TO BE DONE:
Filter the entries that follow, copying every line in which the word "true" appears.

ENTRIES:
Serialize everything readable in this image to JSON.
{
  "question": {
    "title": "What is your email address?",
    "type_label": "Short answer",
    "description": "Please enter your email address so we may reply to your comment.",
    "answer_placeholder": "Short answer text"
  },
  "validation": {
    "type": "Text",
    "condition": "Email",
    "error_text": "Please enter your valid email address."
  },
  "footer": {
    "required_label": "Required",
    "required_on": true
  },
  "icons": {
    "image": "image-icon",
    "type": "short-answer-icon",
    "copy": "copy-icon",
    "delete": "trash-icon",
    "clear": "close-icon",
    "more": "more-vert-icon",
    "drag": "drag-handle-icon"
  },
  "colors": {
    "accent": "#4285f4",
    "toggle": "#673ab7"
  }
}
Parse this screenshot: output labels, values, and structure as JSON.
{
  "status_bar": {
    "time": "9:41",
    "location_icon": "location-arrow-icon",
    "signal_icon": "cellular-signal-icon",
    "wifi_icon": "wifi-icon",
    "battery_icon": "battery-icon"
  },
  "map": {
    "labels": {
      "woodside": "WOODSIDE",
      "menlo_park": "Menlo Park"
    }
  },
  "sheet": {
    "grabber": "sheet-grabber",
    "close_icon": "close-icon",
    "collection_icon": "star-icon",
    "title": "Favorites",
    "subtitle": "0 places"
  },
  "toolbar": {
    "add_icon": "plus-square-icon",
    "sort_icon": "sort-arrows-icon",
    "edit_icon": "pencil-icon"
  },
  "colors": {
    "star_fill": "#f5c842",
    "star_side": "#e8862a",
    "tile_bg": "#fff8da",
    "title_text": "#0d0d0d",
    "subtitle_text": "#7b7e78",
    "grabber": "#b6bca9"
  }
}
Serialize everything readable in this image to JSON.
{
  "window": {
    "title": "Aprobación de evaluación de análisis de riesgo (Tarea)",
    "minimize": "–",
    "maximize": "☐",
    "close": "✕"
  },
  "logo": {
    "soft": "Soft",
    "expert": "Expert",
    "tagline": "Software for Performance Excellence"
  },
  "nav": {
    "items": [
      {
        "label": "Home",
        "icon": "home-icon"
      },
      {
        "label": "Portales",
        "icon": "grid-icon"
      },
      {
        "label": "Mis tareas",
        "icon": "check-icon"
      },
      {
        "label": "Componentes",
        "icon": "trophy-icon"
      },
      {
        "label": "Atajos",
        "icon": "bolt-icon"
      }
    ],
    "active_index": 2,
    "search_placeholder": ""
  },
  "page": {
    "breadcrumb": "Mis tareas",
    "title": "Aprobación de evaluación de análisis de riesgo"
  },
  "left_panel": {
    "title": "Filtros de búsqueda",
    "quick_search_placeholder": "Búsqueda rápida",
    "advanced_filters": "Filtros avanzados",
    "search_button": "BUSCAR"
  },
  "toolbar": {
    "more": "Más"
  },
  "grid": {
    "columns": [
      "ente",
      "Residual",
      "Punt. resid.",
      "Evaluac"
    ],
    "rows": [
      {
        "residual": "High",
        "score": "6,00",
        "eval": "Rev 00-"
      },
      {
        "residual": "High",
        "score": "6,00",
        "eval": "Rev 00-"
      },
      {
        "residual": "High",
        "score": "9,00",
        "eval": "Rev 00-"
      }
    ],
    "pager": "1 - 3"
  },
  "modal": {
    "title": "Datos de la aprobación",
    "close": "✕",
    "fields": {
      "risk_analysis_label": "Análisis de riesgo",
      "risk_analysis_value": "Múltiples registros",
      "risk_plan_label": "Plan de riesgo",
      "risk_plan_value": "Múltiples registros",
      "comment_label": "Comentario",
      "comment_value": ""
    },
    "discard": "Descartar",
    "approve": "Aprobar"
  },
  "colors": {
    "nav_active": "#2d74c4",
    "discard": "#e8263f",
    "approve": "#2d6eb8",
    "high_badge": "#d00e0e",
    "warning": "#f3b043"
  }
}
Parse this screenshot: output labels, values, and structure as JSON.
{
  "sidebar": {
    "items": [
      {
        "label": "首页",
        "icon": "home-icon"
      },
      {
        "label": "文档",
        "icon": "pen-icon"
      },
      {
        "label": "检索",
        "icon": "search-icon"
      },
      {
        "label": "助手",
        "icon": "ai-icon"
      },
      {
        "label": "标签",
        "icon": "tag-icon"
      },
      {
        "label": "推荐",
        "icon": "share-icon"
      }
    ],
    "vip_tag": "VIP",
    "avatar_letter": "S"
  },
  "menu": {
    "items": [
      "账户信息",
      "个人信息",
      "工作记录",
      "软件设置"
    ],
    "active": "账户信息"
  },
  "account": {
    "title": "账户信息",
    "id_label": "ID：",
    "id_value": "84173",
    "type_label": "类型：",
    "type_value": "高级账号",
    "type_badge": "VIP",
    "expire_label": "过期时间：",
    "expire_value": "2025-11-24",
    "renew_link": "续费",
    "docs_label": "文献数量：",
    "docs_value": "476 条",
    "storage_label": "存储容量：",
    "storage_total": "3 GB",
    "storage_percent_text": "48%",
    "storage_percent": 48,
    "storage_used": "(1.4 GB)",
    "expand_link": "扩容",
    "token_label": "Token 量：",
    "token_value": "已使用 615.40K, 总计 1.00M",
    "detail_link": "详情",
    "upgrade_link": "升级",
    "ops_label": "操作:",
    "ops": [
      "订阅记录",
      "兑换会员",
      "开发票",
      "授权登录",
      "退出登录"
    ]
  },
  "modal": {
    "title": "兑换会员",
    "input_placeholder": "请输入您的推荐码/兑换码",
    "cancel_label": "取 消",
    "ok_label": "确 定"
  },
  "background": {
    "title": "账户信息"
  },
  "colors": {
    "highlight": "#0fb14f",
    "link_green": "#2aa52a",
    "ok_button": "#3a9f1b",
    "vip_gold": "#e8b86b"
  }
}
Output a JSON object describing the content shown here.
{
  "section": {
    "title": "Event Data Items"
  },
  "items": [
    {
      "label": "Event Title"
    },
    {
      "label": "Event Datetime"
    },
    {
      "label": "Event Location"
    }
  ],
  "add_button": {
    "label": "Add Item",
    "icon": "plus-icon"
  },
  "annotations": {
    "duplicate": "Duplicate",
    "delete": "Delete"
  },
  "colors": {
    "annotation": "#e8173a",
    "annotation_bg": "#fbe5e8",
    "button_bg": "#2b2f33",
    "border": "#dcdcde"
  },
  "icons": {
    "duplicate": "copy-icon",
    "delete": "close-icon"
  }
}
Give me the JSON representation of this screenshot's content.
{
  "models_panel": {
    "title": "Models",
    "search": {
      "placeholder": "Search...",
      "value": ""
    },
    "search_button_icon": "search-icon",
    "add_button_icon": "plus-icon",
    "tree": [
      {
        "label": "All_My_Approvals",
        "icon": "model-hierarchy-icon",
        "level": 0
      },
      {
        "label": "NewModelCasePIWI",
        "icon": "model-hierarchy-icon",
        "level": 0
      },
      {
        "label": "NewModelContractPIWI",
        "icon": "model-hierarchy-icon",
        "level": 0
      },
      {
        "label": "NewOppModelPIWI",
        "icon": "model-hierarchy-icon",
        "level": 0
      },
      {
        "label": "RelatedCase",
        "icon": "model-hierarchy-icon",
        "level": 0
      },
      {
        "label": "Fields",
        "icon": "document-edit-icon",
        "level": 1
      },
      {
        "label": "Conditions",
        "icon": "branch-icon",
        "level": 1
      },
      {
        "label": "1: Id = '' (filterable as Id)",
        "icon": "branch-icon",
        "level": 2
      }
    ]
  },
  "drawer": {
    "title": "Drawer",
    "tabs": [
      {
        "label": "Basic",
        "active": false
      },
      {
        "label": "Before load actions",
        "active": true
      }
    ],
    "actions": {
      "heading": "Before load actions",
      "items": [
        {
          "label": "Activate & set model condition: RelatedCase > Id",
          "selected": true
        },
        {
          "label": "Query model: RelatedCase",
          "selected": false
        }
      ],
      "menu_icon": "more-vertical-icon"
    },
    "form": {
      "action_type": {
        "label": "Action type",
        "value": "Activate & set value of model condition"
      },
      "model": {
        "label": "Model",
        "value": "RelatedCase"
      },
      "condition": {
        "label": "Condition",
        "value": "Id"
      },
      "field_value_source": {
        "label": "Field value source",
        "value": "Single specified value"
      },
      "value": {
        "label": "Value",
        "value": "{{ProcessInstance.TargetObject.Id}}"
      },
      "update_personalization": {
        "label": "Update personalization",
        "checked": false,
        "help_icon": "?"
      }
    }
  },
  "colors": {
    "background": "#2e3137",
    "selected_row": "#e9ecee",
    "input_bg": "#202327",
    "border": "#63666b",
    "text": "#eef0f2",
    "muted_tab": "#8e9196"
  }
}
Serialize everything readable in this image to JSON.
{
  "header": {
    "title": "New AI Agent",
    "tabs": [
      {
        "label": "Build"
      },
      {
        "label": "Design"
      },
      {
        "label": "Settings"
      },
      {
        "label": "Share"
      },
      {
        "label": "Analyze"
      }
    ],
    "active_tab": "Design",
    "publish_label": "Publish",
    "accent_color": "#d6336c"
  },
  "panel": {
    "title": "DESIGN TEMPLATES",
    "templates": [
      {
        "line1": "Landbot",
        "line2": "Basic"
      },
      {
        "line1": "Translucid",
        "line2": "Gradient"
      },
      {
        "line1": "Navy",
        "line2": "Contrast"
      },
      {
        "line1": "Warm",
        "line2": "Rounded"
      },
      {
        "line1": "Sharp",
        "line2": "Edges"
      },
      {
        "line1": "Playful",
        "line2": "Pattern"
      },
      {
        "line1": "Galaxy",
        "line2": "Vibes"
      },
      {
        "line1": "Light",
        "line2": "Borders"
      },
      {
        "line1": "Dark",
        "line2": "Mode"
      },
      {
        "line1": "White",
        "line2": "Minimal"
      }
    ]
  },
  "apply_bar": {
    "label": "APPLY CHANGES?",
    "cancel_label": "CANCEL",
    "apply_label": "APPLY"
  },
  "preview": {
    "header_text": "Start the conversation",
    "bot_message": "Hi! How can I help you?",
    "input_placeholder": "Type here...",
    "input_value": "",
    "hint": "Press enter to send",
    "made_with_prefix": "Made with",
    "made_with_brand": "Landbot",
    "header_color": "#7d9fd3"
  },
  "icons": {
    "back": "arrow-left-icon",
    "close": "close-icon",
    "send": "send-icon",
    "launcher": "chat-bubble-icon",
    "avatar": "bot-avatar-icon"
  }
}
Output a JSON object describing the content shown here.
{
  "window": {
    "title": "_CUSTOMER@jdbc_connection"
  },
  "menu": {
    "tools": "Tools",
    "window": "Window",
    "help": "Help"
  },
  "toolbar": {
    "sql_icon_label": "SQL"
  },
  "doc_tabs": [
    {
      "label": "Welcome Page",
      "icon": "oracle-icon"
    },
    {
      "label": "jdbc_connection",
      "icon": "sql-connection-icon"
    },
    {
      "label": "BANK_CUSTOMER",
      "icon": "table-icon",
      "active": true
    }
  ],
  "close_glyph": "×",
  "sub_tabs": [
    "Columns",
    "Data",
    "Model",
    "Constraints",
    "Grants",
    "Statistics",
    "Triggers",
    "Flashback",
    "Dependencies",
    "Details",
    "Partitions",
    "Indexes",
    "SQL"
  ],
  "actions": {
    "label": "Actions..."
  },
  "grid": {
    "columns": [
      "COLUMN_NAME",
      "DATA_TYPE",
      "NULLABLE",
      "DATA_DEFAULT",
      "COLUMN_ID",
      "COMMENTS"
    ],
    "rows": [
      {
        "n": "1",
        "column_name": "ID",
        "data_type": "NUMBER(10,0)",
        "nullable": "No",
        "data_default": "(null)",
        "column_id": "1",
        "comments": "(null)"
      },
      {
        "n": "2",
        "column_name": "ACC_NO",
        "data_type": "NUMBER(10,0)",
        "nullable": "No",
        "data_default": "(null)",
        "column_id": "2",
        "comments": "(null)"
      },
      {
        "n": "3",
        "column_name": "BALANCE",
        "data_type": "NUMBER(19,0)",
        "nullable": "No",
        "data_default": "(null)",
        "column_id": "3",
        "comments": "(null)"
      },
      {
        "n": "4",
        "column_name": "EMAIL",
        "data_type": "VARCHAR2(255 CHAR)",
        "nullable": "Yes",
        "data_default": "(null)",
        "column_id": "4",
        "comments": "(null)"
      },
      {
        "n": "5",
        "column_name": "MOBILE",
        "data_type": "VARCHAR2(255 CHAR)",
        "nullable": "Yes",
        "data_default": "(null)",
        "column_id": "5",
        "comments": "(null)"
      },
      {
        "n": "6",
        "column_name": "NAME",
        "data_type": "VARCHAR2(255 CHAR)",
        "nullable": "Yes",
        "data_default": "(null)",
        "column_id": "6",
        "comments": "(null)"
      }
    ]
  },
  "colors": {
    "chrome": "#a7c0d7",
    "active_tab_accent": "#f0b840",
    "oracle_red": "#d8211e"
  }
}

RESULT:
    "required_on": true
        "active": true
          "selected": true
      "active": true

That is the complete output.